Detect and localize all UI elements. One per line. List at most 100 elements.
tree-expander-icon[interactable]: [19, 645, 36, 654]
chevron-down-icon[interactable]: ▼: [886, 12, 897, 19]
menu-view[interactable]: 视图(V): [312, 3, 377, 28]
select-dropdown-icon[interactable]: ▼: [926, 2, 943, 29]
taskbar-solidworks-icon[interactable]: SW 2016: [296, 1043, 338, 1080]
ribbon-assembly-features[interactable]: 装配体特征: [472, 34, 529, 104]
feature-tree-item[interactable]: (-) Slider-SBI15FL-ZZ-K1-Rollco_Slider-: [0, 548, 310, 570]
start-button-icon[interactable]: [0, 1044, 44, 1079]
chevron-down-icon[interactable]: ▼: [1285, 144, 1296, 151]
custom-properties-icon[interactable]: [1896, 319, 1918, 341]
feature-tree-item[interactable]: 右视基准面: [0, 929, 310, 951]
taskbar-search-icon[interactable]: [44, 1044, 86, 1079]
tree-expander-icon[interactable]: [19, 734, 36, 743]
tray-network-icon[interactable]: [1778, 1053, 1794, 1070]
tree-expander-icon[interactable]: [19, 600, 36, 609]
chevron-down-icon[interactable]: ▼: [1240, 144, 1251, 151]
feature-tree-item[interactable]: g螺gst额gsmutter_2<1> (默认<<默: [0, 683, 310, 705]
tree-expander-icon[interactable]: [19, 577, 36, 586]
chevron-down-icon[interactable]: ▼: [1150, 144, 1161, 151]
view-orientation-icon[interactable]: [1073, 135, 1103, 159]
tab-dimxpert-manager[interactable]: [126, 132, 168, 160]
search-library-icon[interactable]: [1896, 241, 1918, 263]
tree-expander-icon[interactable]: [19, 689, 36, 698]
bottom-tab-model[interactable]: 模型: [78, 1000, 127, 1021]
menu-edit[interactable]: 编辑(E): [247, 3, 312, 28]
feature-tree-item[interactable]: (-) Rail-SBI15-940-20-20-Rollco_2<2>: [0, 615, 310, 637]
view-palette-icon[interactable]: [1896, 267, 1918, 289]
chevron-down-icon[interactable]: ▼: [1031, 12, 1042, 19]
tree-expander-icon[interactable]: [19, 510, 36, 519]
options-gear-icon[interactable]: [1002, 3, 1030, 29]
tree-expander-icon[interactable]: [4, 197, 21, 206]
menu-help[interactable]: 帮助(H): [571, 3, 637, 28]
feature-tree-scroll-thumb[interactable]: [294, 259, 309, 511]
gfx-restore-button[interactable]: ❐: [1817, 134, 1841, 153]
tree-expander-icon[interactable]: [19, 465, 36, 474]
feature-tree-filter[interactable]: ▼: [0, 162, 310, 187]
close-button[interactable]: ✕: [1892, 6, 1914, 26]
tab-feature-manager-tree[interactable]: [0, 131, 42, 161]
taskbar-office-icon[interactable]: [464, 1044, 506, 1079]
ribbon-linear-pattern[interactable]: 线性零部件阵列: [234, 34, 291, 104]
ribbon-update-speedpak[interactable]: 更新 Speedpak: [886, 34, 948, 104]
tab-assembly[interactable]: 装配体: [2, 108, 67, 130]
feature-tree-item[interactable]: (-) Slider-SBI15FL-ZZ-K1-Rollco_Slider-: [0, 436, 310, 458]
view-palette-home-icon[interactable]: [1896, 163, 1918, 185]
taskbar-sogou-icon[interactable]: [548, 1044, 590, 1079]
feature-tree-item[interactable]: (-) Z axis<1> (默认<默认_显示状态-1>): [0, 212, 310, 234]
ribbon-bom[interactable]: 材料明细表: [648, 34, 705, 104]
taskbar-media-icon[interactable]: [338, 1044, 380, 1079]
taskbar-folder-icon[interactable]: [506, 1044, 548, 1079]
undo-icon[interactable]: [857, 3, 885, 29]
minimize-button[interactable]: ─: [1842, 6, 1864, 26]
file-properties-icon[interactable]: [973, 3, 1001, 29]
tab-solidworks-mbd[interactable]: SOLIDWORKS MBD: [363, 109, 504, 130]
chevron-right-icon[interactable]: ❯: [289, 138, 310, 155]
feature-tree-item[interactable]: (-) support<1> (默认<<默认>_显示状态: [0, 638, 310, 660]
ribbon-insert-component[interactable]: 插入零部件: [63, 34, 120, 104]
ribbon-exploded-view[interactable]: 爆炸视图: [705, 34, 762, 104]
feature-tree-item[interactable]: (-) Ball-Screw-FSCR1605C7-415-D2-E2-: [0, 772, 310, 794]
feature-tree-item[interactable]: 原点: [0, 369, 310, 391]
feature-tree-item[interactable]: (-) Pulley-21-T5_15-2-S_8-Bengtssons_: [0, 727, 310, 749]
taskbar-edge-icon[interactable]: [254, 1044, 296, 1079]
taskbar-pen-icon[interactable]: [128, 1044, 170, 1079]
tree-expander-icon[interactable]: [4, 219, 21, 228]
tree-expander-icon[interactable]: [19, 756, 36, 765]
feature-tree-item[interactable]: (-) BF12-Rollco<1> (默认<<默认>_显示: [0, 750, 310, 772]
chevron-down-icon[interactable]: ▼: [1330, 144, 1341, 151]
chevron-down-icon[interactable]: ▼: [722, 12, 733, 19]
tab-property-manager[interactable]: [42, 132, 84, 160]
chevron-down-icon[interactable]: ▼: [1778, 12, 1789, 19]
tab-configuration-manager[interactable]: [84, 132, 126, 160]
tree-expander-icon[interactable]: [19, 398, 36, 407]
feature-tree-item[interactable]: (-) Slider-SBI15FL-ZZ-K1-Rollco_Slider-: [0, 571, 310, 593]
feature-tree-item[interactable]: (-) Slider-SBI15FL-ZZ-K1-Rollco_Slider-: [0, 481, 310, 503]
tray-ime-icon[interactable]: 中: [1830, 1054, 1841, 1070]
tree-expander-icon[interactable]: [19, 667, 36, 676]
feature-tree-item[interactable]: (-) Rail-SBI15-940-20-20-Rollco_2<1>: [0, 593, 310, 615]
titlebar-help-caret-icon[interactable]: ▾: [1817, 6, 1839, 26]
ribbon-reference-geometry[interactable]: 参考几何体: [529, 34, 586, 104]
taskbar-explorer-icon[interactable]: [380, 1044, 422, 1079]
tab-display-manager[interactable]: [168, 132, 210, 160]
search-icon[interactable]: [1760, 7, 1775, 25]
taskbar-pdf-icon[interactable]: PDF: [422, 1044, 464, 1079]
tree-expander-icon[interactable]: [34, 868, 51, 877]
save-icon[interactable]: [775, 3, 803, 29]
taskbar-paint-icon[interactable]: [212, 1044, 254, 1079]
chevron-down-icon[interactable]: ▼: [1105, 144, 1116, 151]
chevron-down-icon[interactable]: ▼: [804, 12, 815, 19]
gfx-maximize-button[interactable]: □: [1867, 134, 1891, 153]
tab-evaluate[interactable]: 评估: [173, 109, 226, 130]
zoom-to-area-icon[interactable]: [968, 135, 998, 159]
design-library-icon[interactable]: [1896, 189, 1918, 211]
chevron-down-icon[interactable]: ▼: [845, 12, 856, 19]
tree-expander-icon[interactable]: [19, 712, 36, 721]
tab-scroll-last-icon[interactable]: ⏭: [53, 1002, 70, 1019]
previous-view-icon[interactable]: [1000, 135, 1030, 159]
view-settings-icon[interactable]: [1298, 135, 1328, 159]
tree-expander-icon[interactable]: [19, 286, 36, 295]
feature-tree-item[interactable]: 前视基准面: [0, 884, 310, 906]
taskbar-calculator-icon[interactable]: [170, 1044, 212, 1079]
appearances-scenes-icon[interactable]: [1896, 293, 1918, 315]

EXERCISE OBJECTIVE :: Reproduce the listing above exactly, from its first line through the line that contains "chevron-down-icon[interactable]: ▼: [1240, 144, 1251, 151]", including both ends.

RIGHT ANSWER ::
Detect and localize all UI elements. One per line. List at most 100 elements.
tree-expander-icon[interactable]: [19, 645, 36, 654]
chevron-down-icon[interactable]: ▼: [886, 12, 897, 19]
menu-view[interactable]: 视图(V): [312, 3, 377, 28]
select-dropdown-icon[interactable]: ▼: [926, 2, 943, 29]
taskbar-solidworks-icon[interactable]: SW 2016: [296, 1043, 338, 1080]
ribbon-assembly-features[interactable]: 装配体特征: [472, 34, 529, 104]
feature-tree-item[interactable]: (-) Slider-SBI15FL-ZZ-K1-Rollco_Slider-: [0, 548, 310, 570]
start-button-icon[interactable]: [0, 1044, 44, 1079]
chevron-down-icon[interactable]: ▼: [1285, 144, 1296, 151]
custom-properties-icon[interactable]: [1896, 319, 1918, 341]
feature-tree-item[interactable]: 右视基准面: [0, 929, 310, 951]
taskbar-search-icon[interactable]: [44, 1044, 86, 1079]
tree-expander-icon[interactable]: [19, 734, 36, 743]
tray-network-icon[interactable]: [1778, 1053, 1794, 1070]
tree-expander-icon[interactable]: [19, 600, 36, 609]
chevron-down-icon[interactable]: ▼: [1240, 144, 1251, 151]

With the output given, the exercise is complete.